# TEXTE À LIRE:

──────────

C’est d’une de ces trois conceptions que découle la véritable moralité de chaque homme, sa moralité telle qu’elle est réellement, sans égard aux déclarations théoriques et aux professions qu’il peut faire et à l’opinion qu’il veut donner de soi-même.

Ainsi un homme qui s’en tient à la première conception aura beau dire qu’il considère comme moral de vivre pour la famille, la société ou l’État, pour l’humanité ou pour accomplir la volonté de Dieu, il pourra dissimuler assez habilement pour tromper son monde, mais le vrai mobile de son activité restera toujours le bien de sa propre personne ; en sorte que lorsqu’il y aura nécessité de faire un choix, ce n’est pas sa personne qu’il sacrifiera à la famille, à l’État, à l’accomplissement de la volonté divine, mais c’est tout cela qu’il sacrifiera à lui-même, parce que, trouvant le sens de la vie uniquement dans le bien personnel, il ne peut agir autrement, tant qu’il n’aura pas changé de conception au sujet du rapport où il est avec l’univers.

De même celui qui conçoit son rapport avec l’univers comme consistant à servir la famille (ce qui se rencontre surtout chez les femmes) ou à servir la race, le peuple, l’État (les hommes politiques pendant la lutte et ceux qui appartiennent à une nationalité opprimée en sont des exemples), aura beau dire qu’il est chrétien, sa morale sera toujours non pas la morale chrétienne, mais une morale spéciale à l’usage de l’État, du peuple ou de la famille. Et lorsqu’un choix s’imposera entre le bien de la famille, de la société et le sien propre, ou entre le bien social et l’accomplissement de la volonté de Dieu, il choisira forcément de travailler au bien du groupe d’individus pour lequel, suivant sa conception, il existe, parce que c’est seulement dans ce service rendu qu’il trouve le sens de sa vie. Et de même, on aura beau chercher à persuader un homme qui considère que son rapport avec l’univers consiste à accomplir la volonté de Celui qui l’a envoyé, de l’obligation où il est, pour se conformer soit à des exigences personnelles ou de famille, soit à ce que demande le bien du peuple ou de l’État, d’aller à l’encontre de cette volonté suprême dont il est conscient grâce à la faculté de comprendre et d’aimer inhérente à sa nature, — cet homme sacrifiera toujours et sa propre personne, et la famille, et la patrie, et l’humanité s’il le faut, pour ne pas s’écarter de la volonté de Celui qui l’a envoyé. Car c’est seulement dans l’accomplissement de cette volonté qu’il trouve le sens de sa vie.

La morale ne peut être indépendante de la religion puisque non seulement elle est une conséquence de la religion (c’est-à-dire du rapport dans lequel l’homme reconnaît être avec l’univers), mais qu’elle se trouve d’ores et déjà impliquée[4] dans la religion. Toute religion est une réponse à la question : Quel est le sens de ma vie ? Et la réponse religieuse implique toujours une certaine somme d’exigences morales qui peuvent parfois naître seulement après que le sens de la vie est devenu apparent et qui peuvent parfois exister antérieurement.

À la question : « Quel est te sens de la vie », on peut répondre : c’est le bien personnel ; use donc de tous les biens auxquels tu peux prétendre. Ou bien : c’est le bien d’une certaine communauté ; sers donc cette communauté de toutes tes forces. Ou bien encore c’est l’accomplissement de la volonté de Celui qui t’a envoyé ; applique donc toutes tes forces à connaître cette volonté et à l’exécuter.

──────────

# LIGNES DE DONNÉES:
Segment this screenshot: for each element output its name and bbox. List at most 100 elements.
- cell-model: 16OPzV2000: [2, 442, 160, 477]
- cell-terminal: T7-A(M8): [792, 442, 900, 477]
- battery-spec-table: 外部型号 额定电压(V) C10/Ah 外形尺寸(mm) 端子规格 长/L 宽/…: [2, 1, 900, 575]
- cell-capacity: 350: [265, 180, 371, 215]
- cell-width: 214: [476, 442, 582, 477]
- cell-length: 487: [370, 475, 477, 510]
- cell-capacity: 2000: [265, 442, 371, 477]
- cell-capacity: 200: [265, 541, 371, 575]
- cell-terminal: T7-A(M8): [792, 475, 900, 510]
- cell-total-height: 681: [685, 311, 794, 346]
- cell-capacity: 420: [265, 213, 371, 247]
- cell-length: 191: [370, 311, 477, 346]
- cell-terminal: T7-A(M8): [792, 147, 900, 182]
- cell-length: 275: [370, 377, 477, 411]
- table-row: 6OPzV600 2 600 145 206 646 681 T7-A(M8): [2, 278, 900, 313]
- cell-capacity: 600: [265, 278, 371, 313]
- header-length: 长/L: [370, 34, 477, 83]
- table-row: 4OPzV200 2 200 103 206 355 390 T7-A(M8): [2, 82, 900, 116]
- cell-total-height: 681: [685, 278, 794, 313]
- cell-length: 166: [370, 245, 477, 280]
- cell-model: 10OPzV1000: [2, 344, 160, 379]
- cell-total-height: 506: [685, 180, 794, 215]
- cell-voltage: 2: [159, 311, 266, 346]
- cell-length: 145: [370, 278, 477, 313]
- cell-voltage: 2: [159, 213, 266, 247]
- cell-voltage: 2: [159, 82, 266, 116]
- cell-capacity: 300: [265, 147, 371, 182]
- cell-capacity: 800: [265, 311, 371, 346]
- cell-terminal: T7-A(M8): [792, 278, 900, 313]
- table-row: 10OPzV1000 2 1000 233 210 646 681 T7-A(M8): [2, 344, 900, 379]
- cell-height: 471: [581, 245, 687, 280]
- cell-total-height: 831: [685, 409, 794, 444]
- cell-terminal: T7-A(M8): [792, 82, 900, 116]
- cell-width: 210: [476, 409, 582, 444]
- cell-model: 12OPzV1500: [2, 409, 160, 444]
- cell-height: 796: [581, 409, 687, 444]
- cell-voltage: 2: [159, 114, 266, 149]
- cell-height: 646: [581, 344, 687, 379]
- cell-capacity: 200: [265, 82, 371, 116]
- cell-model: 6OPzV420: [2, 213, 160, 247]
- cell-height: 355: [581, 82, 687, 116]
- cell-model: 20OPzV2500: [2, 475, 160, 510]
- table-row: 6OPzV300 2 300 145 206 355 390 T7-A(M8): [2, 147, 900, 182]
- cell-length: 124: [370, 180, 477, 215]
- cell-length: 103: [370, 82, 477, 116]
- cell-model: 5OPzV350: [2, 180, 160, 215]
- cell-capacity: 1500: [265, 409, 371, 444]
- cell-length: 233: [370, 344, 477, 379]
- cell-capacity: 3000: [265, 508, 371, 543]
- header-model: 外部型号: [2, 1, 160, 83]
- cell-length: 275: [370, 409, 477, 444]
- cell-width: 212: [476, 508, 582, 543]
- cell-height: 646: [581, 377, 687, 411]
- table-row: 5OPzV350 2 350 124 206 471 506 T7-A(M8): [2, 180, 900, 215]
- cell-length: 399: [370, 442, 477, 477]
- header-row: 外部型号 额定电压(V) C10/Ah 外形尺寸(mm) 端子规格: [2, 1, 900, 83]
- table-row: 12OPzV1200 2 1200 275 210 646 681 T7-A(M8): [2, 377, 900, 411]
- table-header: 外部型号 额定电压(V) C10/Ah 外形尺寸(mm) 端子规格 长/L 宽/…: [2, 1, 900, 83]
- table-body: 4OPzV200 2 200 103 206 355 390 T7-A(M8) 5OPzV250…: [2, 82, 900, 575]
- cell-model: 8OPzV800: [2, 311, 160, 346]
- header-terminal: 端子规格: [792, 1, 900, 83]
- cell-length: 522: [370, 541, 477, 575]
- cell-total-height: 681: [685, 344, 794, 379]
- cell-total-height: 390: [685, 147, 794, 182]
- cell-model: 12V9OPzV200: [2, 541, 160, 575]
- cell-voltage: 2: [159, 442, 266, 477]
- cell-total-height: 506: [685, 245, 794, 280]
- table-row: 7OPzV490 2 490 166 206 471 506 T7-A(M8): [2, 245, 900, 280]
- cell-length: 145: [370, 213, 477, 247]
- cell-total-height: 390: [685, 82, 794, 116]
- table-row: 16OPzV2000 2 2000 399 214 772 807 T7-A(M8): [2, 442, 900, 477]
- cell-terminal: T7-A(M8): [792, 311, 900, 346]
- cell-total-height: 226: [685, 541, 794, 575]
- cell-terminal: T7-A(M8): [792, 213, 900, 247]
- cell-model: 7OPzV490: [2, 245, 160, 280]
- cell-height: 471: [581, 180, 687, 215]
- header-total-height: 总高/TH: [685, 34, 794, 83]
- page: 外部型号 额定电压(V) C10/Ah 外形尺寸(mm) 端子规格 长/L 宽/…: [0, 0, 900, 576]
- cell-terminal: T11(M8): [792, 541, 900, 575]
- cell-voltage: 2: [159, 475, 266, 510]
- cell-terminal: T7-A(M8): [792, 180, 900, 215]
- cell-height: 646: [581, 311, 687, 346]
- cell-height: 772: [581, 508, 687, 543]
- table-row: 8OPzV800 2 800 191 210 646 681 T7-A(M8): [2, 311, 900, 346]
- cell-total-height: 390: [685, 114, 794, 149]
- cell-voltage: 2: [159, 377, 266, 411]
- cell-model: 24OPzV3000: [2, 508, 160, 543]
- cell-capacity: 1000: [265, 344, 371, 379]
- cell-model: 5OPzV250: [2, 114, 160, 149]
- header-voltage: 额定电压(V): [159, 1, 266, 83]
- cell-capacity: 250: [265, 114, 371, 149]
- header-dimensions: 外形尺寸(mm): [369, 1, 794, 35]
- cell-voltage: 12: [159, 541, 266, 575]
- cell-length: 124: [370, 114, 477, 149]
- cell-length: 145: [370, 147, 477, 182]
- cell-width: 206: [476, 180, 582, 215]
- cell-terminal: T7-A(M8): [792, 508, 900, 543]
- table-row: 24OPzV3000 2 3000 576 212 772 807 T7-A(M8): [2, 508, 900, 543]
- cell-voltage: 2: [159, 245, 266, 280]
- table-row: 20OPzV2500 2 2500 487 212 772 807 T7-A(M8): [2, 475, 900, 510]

──────────

# CONSIGNES:
1. Résumez plus brièvement le paragraphe du texte sur la morale et la religion qui commence par « La morale ne peut être indépendante », en conservant ses faits principaux.
2. Citez tout le passage du texte sur la morale et la religion, depuis « C’est d’une de » jusqu'à « donner de soi-même. ».

# RÉPONSES DANS L'ORDRE:
1. La morale ne peut être indépendante de la religion. Elle en découle, puisqu'elle résulte du rapport que l'homme reconnaît avoir avec l'univers, et elle y est déjà impliquée. Toute religion répond à la question du sens de la vie. Cette réponse entraîne toujours des exigences morales, qui naissent parfois après que ce sens est devenu apparent et existent parfois avant.

2.
C’est d’une de ces trois conceptions que découle la véritable moralité de chaque homme, sa moralité telle qu’elle est réellement, sans égard aux déclarations théoriques et aux professions qu’il peut faire et à l’opinion qu’il veut donner de soi-même.